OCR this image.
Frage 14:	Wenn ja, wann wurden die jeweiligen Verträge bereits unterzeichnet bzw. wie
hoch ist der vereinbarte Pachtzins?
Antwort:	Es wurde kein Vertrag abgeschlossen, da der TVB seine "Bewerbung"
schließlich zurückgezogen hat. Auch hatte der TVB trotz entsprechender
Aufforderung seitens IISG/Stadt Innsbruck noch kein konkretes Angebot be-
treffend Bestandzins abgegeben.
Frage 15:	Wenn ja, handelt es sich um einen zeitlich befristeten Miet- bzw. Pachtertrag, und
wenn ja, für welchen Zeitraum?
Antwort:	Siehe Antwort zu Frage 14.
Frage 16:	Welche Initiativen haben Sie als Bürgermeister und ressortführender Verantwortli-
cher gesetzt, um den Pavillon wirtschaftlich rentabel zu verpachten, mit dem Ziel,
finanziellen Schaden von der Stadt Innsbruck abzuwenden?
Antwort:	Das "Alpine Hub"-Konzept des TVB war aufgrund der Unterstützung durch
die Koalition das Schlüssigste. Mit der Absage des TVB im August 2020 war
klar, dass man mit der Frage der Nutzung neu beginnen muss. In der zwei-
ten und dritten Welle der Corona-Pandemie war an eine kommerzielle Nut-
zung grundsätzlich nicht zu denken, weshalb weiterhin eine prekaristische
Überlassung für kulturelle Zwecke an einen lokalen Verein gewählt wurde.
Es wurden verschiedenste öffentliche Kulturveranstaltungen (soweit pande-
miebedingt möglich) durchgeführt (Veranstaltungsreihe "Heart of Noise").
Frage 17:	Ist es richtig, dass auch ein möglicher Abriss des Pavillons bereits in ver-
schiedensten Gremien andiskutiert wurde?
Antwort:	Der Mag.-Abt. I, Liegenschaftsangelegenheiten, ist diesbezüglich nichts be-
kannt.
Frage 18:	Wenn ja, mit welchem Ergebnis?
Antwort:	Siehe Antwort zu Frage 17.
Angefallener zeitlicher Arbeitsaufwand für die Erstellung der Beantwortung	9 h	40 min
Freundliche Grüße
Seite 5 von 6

*****

Exercise task
Copy all lines from the material that include "wurden".

Exercise response
Frage 14:	Wenn ja, wann wurden die jeweiligen Verträge bereits unterzeichnet bzw. wie
Es wurden verschiedenste öffentliche Kulturveranstaltungen (soweit pande-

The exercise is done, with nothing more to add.